# [Stated problem]
Transcribe every line exactly and omit anything that is a picture.

# [Provided records]
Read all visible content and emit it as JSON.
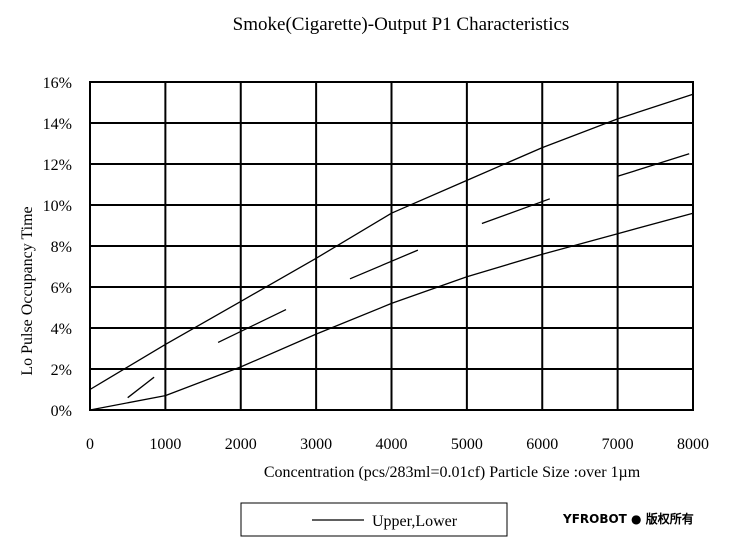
{
  "chart_data": {
    "type": "line",
    "title": "Smoke(Cigarette)-Output P1 Characteristics",
    "xlabel": "Concentration (pcs/283ml=0.01cf)  Particle Size :over 1µm",
    "ylabel": "Lo Pulse Occupancy  Time",
    "xlim": [
      0,
      8000
    ],
    "ylim": [
      0,
      16
    ],
    "x_ticks": [
      0,
      1000,
      2000,
      3000,
      4000,
      5000,
      6000,
      7000,
      8000
    ],
    "x_tick_labels": [
      "0",
      "1000",
      "2000",
      "3000",
      "4000",
      "5000",
      "6000",
      "7000",
      "8000"
    ],
    "y_ticks": [
      0,
      2,
      4,
      6,
      8,
      10,
      12,
      14,
      16
    ],
    "y_tick_labels": [
      "0%",
      "2%",
      "4%",
      "6%",
      "8%",
      "10%",
      "12%",
      "14%",
      "16%"
    ],
    "grid": true,
    "legend": {
      "label": "Upper,Lower",
      "placement": "bottom"
    },
    "series": [
      {
        "role": "upper",
        "x": [
          0,
          1000,
          2000,
          3000,
          4000,
          5000,
          6000,
          7000,
          8000
        ],
        "y": [
          1.0,
          3.2,
          5.3,
          7.4,
          9.6,
          11.2,
          12.8,
          14.2,
          15.4
        ]
      },
      {
        "role": "lower",
        "x": [
          0,
          1000,
          2000,
          3000,
          4000,
          5000,
          6000,
          7000,
          8000
        ],
        "y": [
          0,
          0.7,
          2.1,
          3.7,
          5.2,
          6.5,
          7.6,
          8.6,
          9.6
        ]
      },
      {
        "role": "segment",
        "x": [
          500,
          850
        ],
        "y": [
          0.6,
          1.6
        ]
      },
      {
        "role": "segment",
        "x": [
          1700,
          2600
        ],
        "y": [
          3.3,
          4.9
        ]
      },
      {
        "role": "segment",
        "x": [
          3450,
          4350
        ],
        "y": [
          6.4,
          7.8
        ]
      },
      {
        "role": "segment",
        "x": [
          5200,
          6100
        ],
        "y": [
          9.1,
          10.3
        ]
      },
      {
        "role": "segment",
        "x": [
          7000,
          7950
        ],
        "y": [
          11.4,
          12.5
        ]
      }
    ]
  },
  "watermark": "YFROBOT ● 版权所有"
}
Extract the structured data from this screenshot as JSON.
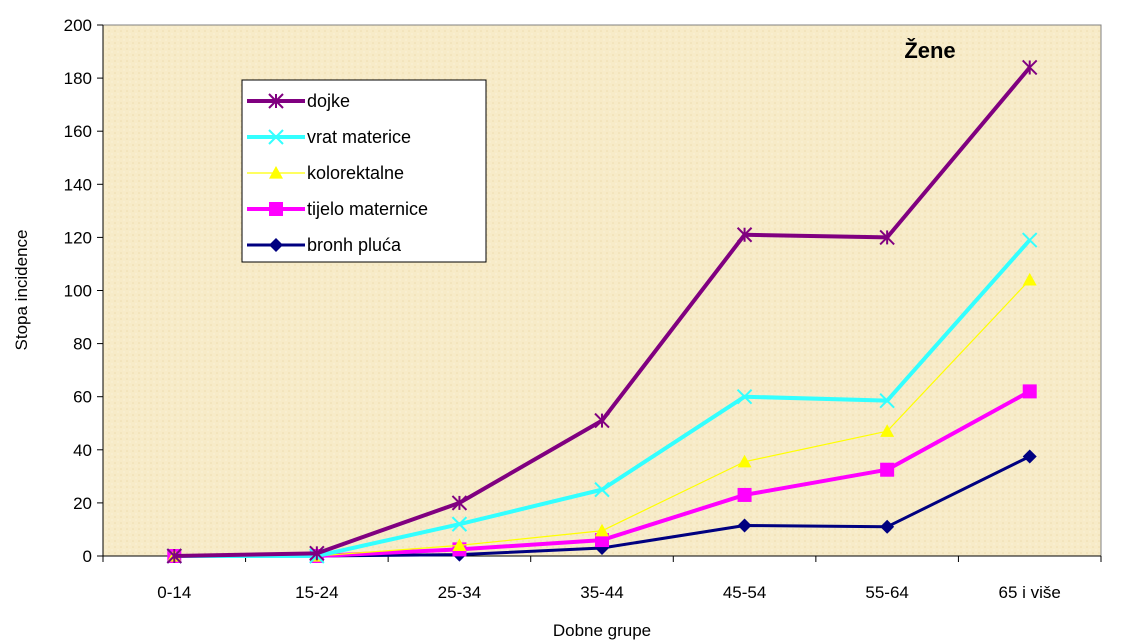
{
  "chart_data": {
    "type": "line",
    "title": "Žene",
    "xlabel": "Dobne grupe",
    "ylabel": "Stopa incidence",
    "categories": [
      "0-14",
      "15-24",
      "25-34",
      "35-44",
      "45-54",
      "55-64",
      "65 i više"
    ],
    "ylim": [
      0,
      200
    ],
    "yticks": [
      "0",
      "20",
      "40",
      "60",
      "80",
      "100",
      "120",
      "140",
      "160",
      "180",
      "200"
    ],
    "grid": false,
    "legend_position": "top-left",
    "background_color": "#f7ebc8",
    "series": [
      {
        "name": "dojke",
        "color": "#800080",
        "marker": "asterisk",
        "values": [
          0,
          1,
          20,
          51,
          121,
          120,
          184
        ]
      },
      {
        "name": "vrat materice",
        "color": "#33ffff",
        "marker": "x",
        "values": [
          0,
          0,
          12,
          25,
          60,
          58.5,
          119
        ]
      },
      {
        "name": "kolorektalne",
        "color": "#ffff00",
        "marker": "triangle",
        "values": [
          0,
          0,
          4,
          9.5,
          35.5,
          47,
          104
        ]
      },
      {
        "name": "tijelo maternice",
        "color": "#ff00ff",
        "marker": "square",
        "values": [
          0,
          0,
          2.5,
          6,
          23,
          32.5,
          62
        ]
      },
      {
        "name": "bronh pluća",
        "color": "#000080",
        "marker": "diamond",
        "values": [
          0,
          0,
          0.5,
          3,
          11.5,
          11,
          37.5
        ]
      }
    ]
  }
}
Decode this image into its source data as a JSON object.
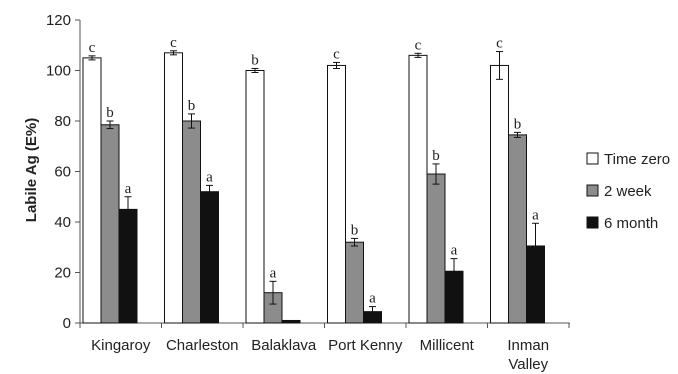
{
  "chart_data": {
    "type": "bar",
    "ylabel": "Labile Ag (E%)",
    "ylim": [
      0,
      120
    ],
    "yticks": [
      0,
      20,
      40,
      60,
      80,
      100,
      120
    ],
    "grid": false,
    "legend_position": "right",
    "categories": [
      [
        "Kingaroy"
      ],
      [
        "Charleston"
      ],
      [
        "Balaklava"
      ],
      [
        "Port Kenny"
      ],
      [
        "Millicent"
      ],
      [
        "Inman",
        "Valley"
      ]
    ],
    "series": [
      {
        "name": "Time zero",
        "color": "#ffffff",
        "values": [
          105,
          107,
          100,
          102,
          106,
          102
        ],
        "errors": [
          0.8,
          0.8,
          0.8,
          1.2,
          0.8,
          5.5
        ],
        "sig": [
          "c",
          "c",
          "b",
          "c",
          "c",
          "c"
        ]
      },
      {
        "name": "2 week",
        "color": "#8c8c8c",
        "values": [
          78.5,
          80,
          12,
          32,
          59,
          74.5
        ],
        "errors": [
          1.5,
          2.8,
          4.5,
          1.5,
          4,
          1
        ],
        "sig": [
          "b",
          "b",
          "a",
          "b",
          "b",
          "b"
        ]
      },
      {
        "name": "6 month",
        "color": "#111111",
        "values": [
          45,
          52,
          1,
          4.5,
          20.5,
          30.5
        ],
        "errors": [
          5,
          2.5,
          0,
          2,
          5,
          9
        ],
        "sig": [
          "a",
          "a",
          "",
          "a",
          "a",
          "a"
        ]
      }
    ]
  }
}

# [Answer to this exercise]
Read all visible content and emit it as JSON.
{
  "chart_data": {
    "type": "line",
    "title": "Smoke(Cigarette)-Output P1 Characteristics",
    "xlabel": "Concentration (pcs/283ml=0.01cf)  Particle Size :over 1µm",
    "ylabel": "Lo Pulse Occupancy  Time",
    "xlim": [
      0,
      8000
    ],
    "ylim": [
      0,
      16
    ],
    "x_ticks": [
      0,
      1000,
      2000,
      3000,
      4000,
      5000,
      6000,
      7000,
      8000
    ],
    "x_tick_labels": [
      "0",
      "1000",
      "2000",
      "3000",
      "4000",
      "5000",
      "6000",
      "7000",
      "8000"
    ],
    "y_ticks": [
      0,
      2,
      4,
      6,
      8,
      10,
      12,
      14,
      16
    ],
    "y_tick_labels": [
      "0%",
      "2%",
      "4%",
      "6%",
      "8%",
      "10%",
      "12%",
      "14%",
      "16%"
    ],
    "grid": true,
    "legend": {
      "label": "Upper,Lower",
      "placement": "bottom"
    },
    "series": [
      {
        "role": "upper",
        "x": [
          0,
          1000,
          2000,
          3000,
          4000,
          5000,
          6000,
          7000,
          8000
        ],
        "y": [
          1.0,
          3.2,
          5.3,
          7.4,
          9.6,
          11.2,
          12.8,
          14.2,
          15.4
        ]
      },
      {
        "role": "lower",
        "x": [
          0,
          1000,
          2000,
          3000,
          4000,
          5000,
          6000,
          7000,
          8000
        ],
        "y": [
          0,
          0.7,
          2.1,
          3.7,
          5.2,
          6.5,
          7.6,
          8.6,
          9.6
        ]
      },
      {
        "role": "segment",
        "x": [
          500,
          850
        ],
        "y": [
          0.6,
          1.6
        ]
      },
      {
        "role": "segment",
        "x": [
          1700,
          2600
        ],
        "y": [
          3.3,
          4.9
        ]
      },
      {
        "role": "segment",
        "x": [
          3450,
          4350
        ],
        "y": [
          6.4,
          7.8
        ]
      },
      {
        "role": "segment",
        "x": [
          5200,
          6100
        ],
        "y": [
          9.1,
          10.3
        ]
      },
      {
        "role": "segment",
        "x": [
          7000,
          7950
        ],
        "y": [
          11.4,
          12.5
        ]
      }
    ]
  },
  "watermark": "YFROBOT ● 版权所有"
}
Extract the structured data from this screenshot as JSON.
{
  "chart_data": {
    "type": "line",
    "title": "Žene",
    "xlabel": "Dobne grupe",
    "ylabel": "Stopa incidence",
    "categories": [
      "0-14",
      "15-24",
      "25-34",
      "35-44",
      "45-54",
      "55-64",
      "65 i više"
    ],
    "ylim": [
      0,
      200
    ],
    "yticks": [
      "0",
      "20",
      "40",
      "60",
      "80",
      "100",
      "120",
      "140",
      "160",
      "180",
      "200"
    ],
    "grid": false,
    "legend_position": "top-left",
    "background_color": "#f7ebc8",
    "series": [
      {
        "name": "dojke",
        "color": "#800080",
        "marker": "asterisk",
        "values": [
          0,
          1,
          20,
          51,
          121,
          120,
          184
        ]
      },
      {
        "name": "vrat materice",
        "color": "#33ffff",
        "marker": "x",
        "values": [
          0,
          0,
          12,
          25,
          60,
          58.5,
          119
        ]
      },
      {
        "name": "kolorektalne",
        "color": "#ffff00",
        "marker": "triangle",
        "values": [
          0,
          0,
          4,
          9.5,
          35.5,
          47,
          104
        ]
      },
      {
        "name": "tijelo maternice",
        "color": "#ff00ff",
        "marker": "square",
        "values": [
          0,
          0,
          2.5,
          6,
          23,
          32.5,
          62
        ]
      },
      {
        "name": "bronh pluća",
        "color": "#000080",
        "marker": "diamond",
        "values": [
          0,
          0,
          0.5,
          3,
          11.5,
          11,
          37.5
        ]
      }
    ]
  }
}
Decode this image into its source data as a JSON object.
{
  "chart_data": {
    "type": "bar",
    "ylabel": "Labile Ag (E%)",
    "ylim": [
      0,
      120
    ],
    "yticks": [
      0,
      20,
      40,
      60,
      80,
      100,
      120
    ],
    "grid": false,
    "legend_position": "right",
    "categories": [
      [
        "Kingaroy"
      ],
      [
        "Charleston"
      ],
      [
        "Balaklava"
      ],
      [
        "Port Kenny"
      ],
      [
        "Millicent"
      ],
      [
        "Inman",
        "Valley"
      ]
    ],
    "series": [
      {
        "name": "Time zero",
        "color": "#ffffff",
        "values": [
          105,
          107,
          100,
          102,
          106,
          102
        ],
        "errors": [
          0.8,
          0.8,
          0.8,
          1.2,
          0.8,
          5.5
        ],
        "sig": [
          "c",
          "c",
          "b",
          "c",
          "c",
          "c"
        ]
      },
      {
        "name": "2 week",
        "color": "#8c8c8c",
        "values": [
          78.5,
          80,
          12,
          32,
          59,
          74.5
        ],
        "errors": [
          1.5,
          2.8,
          4.5,
          1.5,
          4,
          1
        ],
        "sig": [
          "b",
          "b",
          "a",
          "b",
          "b",
          "b"
        ]
      },
      {
        "name": "6 month",
        "color": "#111111",
        "values": [
          45,
          52,
          1,
          4.5,
          20.5,
          30.5
        ],
        "errors": [
          5,
          2.5,
          0,
          2,
          5,
          9
        ],
        "sig": [
          "a",
          "a",
          "",
          "a",
          "a",
          "a"
        ]
      }
    ]
  }
}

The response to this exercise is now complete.